→ **WRITTEN REQUEST**
Make an exact copy of the records, with the images left out.
** BEGIN **
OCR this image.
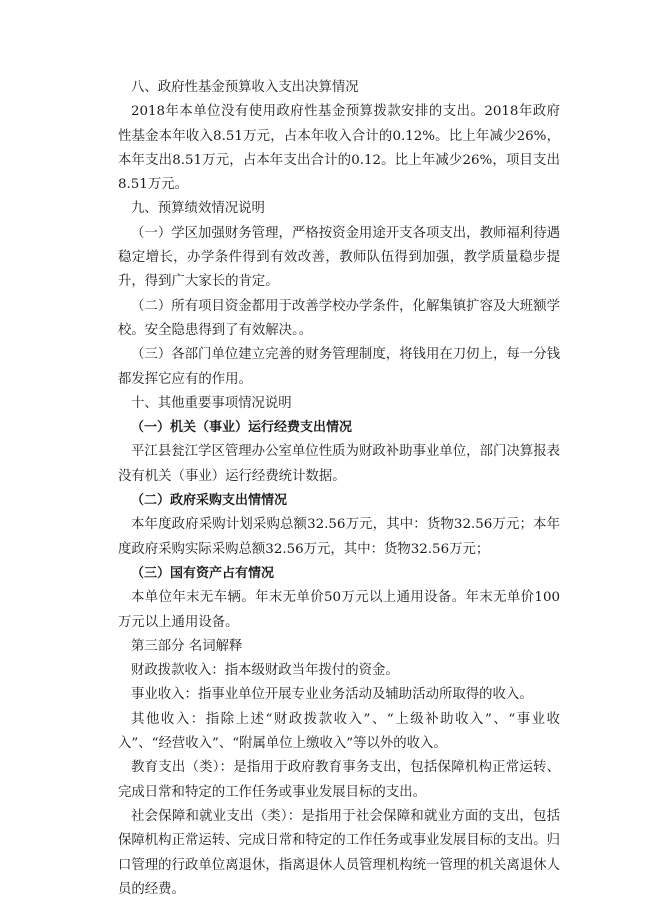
八、政府性基金预算收入支出决算情况

2018年本单位没有使用政府性基金预算拨款安排的支出。2018年政府性基金本年收入8.51万元，占本年收入合计的0.12%。比上年减少26%，本年支出8.51万元，占本年支出合计的0.12。比上年减少26%，项目支出8.51万元。

九、预算绩效情况说明

（一）学区加强财务管理，严格按资金用途开支各项支出，教师福利待遇稳定增长，办学条件得到有效改善，教师队伍得到加强，教学质量稳步提升，得到广大家长的肯定。

（二）所有项目资金都用于改善学校办学条件，化解集镇扩容及大班额学校。安全隐患得到了有效解决。。

（三）各部门单位建立完善的财务管理制度，将钱用在刀仞上，每一分钱都发挥它应有的作用。

十、其他重要事项情况说明

（一）机关（事业）运行经费支出情况

平江县瓮江学区管理办公室单位性质为财政补助事业单位，部门决算报表没有机关（事业）运行经费统计数据。

（二）政府采购支出情情况

本年度政府采购计划采购总额32.56万元，其中：货物32.56万元；本年度政府采购实际采购总额32.56万元，其中：货物32.56万元；

（三）国有资产占有情况

本单位年末无车辆。年末无单价50万元以上通用设备。年末无单价100万元以上通用设备。

第三部分 名词解释

财政拨款收入：指本级财政当年拨付的资金。

事业收入：指事业单位开展专业业务活动及辅助活动所取得的收入。

其他收入：指除上述“财政拨款收入”、“上级补助收入”、“事业收入”、“经营收入”、“附属单位上缴收入”等以外的收入。

教育支出（类）：是指用于政府教育事务支出，包括保障机构正常运转、完成日常和特定的工作任务或事业发展目标的支出。

社会保障和就业支出（类）：是指用于社会保障和就业方面的支出，包括保障机构正常运转、完成日常和特定的工作任务或事业发展目标的支出。归口管理的行政单位离退休，指离退休人员管理机构统一管理的机关离退休人员的经费。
** END **
→ **THE RESPONSE**
OCR this image.
八、政府性基金预算收入支出决算情况

2018年本单位没有使用政府性基金预算拨款安排的支出。2018年政府性基金本年收入8.51万元，占本年收入合计的0.12%。比上年减少26%，本年支出8.51万元，占本年支出合计的0.12。比上年减少26%，项目支出8.51万元。

九、预算绩效情况说明

（一）学区加强财务管理，严格按资金用途开支各项支出，教师福利待遇稳定增长，办学条件得到有效改善，教师队伍得到加强，教学质量稳步提升，得到广大家长的肯定。

（二）所有项目资金都用于改善学校办学条件，化解集镇扩容及大班额学校。安全隐患得到了有效解决。。

（三）各部门单位建立完善的财务管理制度，将钱用在刀仞上，每一分钱都发挥它应有的作用。

十、其他重要事项情况说明

（一）机关（事业）运行经费支出情况

平江县瓮江学区管理办公室单位性质为财政补助事业单位，部门决算报表没有机关（事业）运行经费统计数据。

（二）政府采购支出情情况

本年度政府采购计划采购总额32.56万元，其中：货物32.56万元；本年度政府采购实际采购总额32.56万元，其中：货物32.56万元；

（三）国有资产占有情况

本单位年末无车辆。年末无单价50万元以上通用设备。年末无单价100万元以上通用设备。

第三部分 名词解释

财政拨款收入：指本级财政当年拨付的资金。

事业收入：指事业单位开展专业业务活动及辅助活动所取得的收入。

其他收入：指除上述“财政拨款收入”、“上级补助收入”、“事业收入”、“经营收入”、“附属单位上缴收入”等以外的收入。

教育支出（类）：是指用于政府教育事务支出，包括保障机构正常运转、完成日常和特定的工作任务或事业发展目标的支出。

社会保障和就业支出（类）：是指用于社会保障和就业方面的支出，包括保障机构正常运转、完成日常和特定的工作任务或事业发展目标的支出。归口管理的行政单位离退休，指离退休人员管理机构统一管理的机关离退休人员的经费。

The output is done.